Your task is to repeat all of the data exactly while excluding the pictures.

* START Entries provided *

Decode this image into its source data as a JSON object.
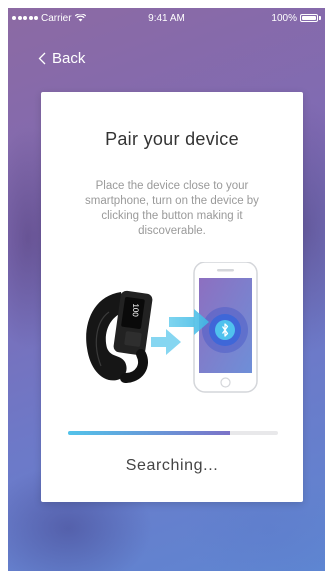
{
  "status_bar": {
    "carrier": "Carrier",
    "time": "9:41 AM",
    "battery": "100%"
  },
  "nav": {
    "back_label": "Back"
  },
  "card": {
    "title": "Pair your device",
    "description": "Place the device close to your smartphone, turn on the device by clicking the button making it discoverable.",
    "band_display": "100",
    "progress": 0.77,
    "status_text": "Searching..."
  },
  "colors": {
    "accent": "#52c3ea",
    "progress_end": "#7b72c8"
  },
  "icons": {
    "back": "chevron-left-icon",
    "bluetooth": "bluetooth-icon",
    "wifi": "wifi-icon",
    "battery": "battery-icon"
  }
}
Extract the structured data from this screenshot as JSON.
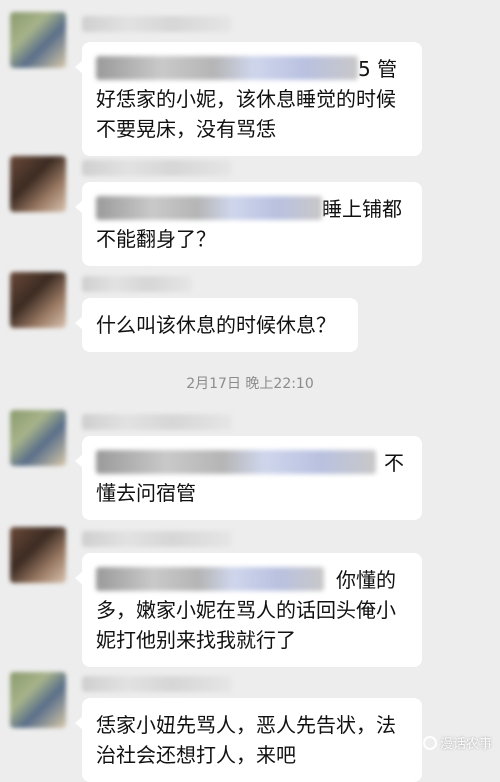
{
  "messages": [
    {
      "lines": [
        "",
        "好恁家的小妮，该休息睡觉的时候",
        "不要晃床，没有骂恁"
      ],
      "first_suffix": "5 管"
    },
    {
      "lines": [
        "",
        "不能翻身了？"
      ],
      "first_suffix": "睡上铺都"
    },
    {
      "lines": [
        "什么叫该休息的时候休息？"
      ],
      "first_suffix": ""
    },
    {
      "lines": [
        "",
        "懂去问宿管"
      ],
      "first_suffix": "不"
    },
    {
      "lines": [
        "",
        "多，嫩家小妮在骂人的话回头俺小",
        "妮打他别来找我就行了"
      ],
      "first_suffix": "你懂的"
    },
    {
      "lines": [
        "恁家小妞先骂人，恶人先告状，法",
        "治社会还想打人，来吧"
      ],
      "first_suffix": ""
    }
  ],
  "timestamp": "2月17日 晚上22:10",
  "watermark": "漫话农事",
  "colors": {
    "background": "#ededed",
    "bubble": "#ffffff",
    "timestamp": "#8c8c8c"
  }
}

* END Entries provided *

**Answer to the problem**
Decode this image into its source data as a JSON object.
{
  "status_bar": {
    "carrier": "Carrier",
    "time": "9:41 AM",
    "battery": "100%"
  },
  "nav": {
    "back_label": "Back"
  },
  "card": {
    "title": "Pair your device",
    "description": "Place the device close to your smartphone, turn on the device by clicking the button making it discoverable.",
    "band_display": "100",
    "progress": 0.77,
    "status_text": "Searching..."
  },
  "colors": {
    "accent": "#52c3ea",
    "progress_end": "#7b72c8"
  },
  "icons": {
    "back": "chevron-left-icon",
    "bluetooth": "bluetooth-icon",
    "wifi": "wifi-icon",
    "battery": "battery-icon"
  }
}
Extract the structured data from this screenshot as JSON.
{
  "messages": [
    {
      "lines": [
        "",
        "好恁家的小妮，该休息睡觉的时候",
        "不要晃床，没有骂恁"
      ],
      "first_suffix": "5 管"
    },
    {
      "lines": [
        "",
        "不能翻身了？"
      ],
      "first_suffix": "睡上铺都"
    },
    {
      "lines": [
        "什么叫该休息的时候休息？"
      ],
      "first_suffix": ""
    },
    {
      "lines": [
        "",
        "懂去问宿管"
      ],
      "first_suffix": "不"
    },
    {
      "lines": [
        "",
        "多，嫩家小妮在骂人的话回头俺小",
        "妮打他别来找我就行了"
      ],
      "first_suffix": "你懂的"
    },
    {
      "lines": [
        "恁家小妞先骂人，恶人先告状，法",
        "治社会还想打人，来吧"
      ],
      "first_suffix": ""
    }
  ],
  "timestamp": "2月17日 晚上22:10",
  "watermark": "漫话农事",
  "colors": {
    "background": "#ededed",
    "bubble": "#ffffff",
    "timestamp": "#8c8c8c"
  }
}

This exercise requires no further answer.